Stored records:
────────
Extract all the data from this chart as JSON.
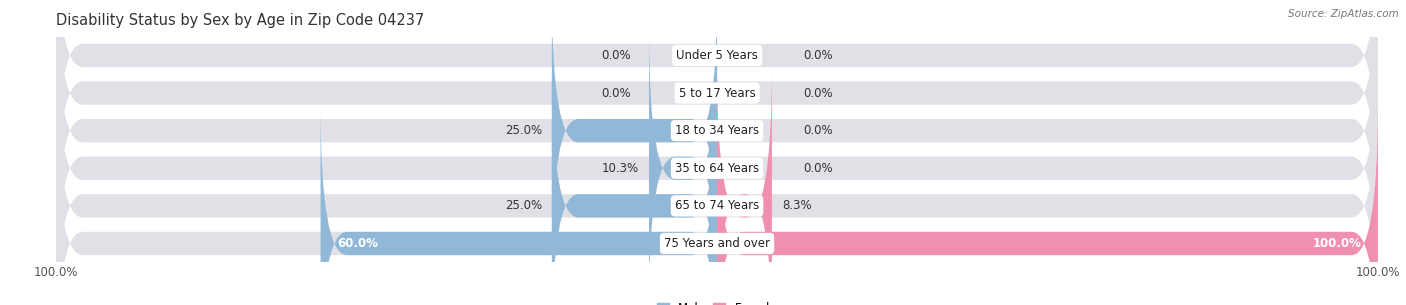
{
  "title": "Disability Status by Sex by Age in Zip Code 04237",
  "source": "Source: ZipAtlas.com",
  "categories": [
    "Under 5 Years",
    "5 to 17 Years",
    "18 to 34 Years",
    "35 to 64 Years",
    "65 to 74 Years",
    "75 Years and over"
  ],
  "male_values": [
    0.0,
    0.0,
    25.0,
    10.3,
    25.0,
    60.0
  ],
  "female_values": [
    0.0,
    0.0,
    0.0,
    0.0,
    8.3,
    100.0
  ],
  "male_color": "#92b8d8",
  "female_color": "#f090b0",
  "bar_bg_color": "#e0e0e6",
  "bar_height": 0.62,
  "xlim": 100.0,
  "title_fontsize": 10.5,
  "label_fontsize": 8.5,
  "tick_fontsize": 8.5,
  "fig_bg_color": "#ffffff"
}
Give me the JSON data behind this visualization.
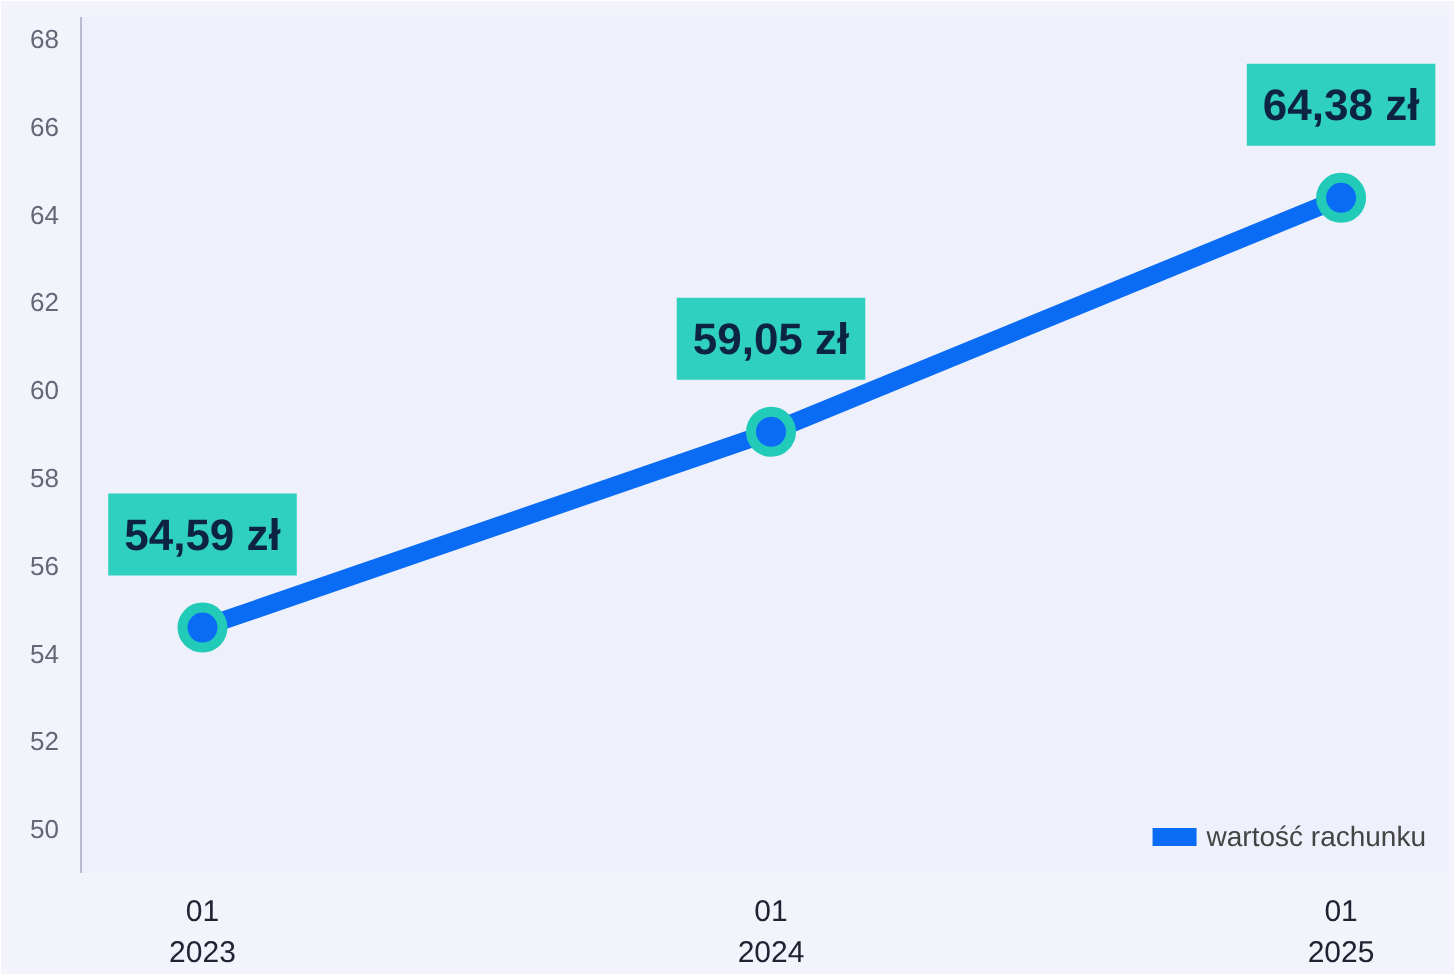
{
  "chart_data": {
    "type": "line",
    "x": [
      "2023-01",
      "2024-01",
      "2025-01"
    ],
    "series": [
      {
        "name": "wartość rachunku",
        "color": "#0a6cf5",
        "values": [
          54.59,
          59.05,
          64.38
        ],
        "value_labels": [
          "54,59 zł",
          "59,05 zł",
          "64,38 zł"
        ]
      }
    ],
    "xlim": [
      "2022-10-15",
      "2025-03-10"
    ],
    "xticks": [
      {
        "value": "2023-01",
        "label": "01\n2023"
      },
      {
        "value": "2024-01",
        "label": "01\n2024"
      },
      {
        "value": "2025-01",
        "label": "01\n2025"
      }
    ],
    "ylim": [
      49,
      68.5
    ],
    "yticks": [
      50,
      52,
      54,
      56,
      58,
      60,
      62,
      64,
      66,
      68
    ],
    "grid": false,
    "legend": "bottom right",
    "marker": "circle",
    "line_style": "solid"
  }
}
────────
Omit every image. Quote each record exactly.

Extract all the data from this chart as JSON.
{
  "title": "Disability Status by Sex by Age in Zip Code 04237",
  "source": "Source: ZipAtlas.com",
  "categories": [
    "Under 5 Years",
    "5 to 17 Years",
    "18 to 34 Years",
    "35 to 64 Years",
    "65 to 74 Years",
    "75 Years and over"
  ],
  "male_values": [
    0.0,
    0.0,
    25.0,
    10.3,
    25.0,
    60.0
  ],
  "female_values": [
    0.0,
    0.0,
    0.0,
    0.0,
    8.3,
    100.0
  ],
  "male_color": "#92b8d8",
  "female_color": "#f090b0",
  "bar_bg_color": "#e0e0e6",
  "bar_height": 0.62,
  "xlim": 100.0,
  "title_fontsize": 10.5,
  "label_fontsize": 8.5,
  "tick_fontsize": 8.5,
  "fig_bg_color": "#ffffff"
}
Give me the JSON data behind this visualization.
{
  "chart_data": {
    "type": "line",
    "x": [
      "2023-01",
      "2024-01",
      "2025-01"
    ],
    "series": [
      {
        "name": "wartość rachunku",
        "color": "#0a6cf5",
        "values": [
          54.59,
          59.05,
          64.38
        ],
        "value_labels": [
          "54,59 zł",
          "59,05 zł",
          "64,38 zł"
        ]
      }
    ],
    "xlim": [
      "2022-10-15",
      "2025-03-10"
    ],
    "xticks": [
      {
        "value": "2023-01",
        "label": "01\n2023"
      },
      {
        "value": "2024-01",
        "label": "01\n2024"
      },
      {
        "value": "2025-01",
        "label": "01\n2025"
      }
    ],
    "ylim": [
      49,
      68.5
    ],
    "yticks": [
      50,
      52,
      54,
      56,
      58,
      60,
      62,
      64,
      66,
      68
    ],
    "grid": false,
    "legend": "bottom right",
    "marker": "circle",
    "line_style": "solid"
  }
}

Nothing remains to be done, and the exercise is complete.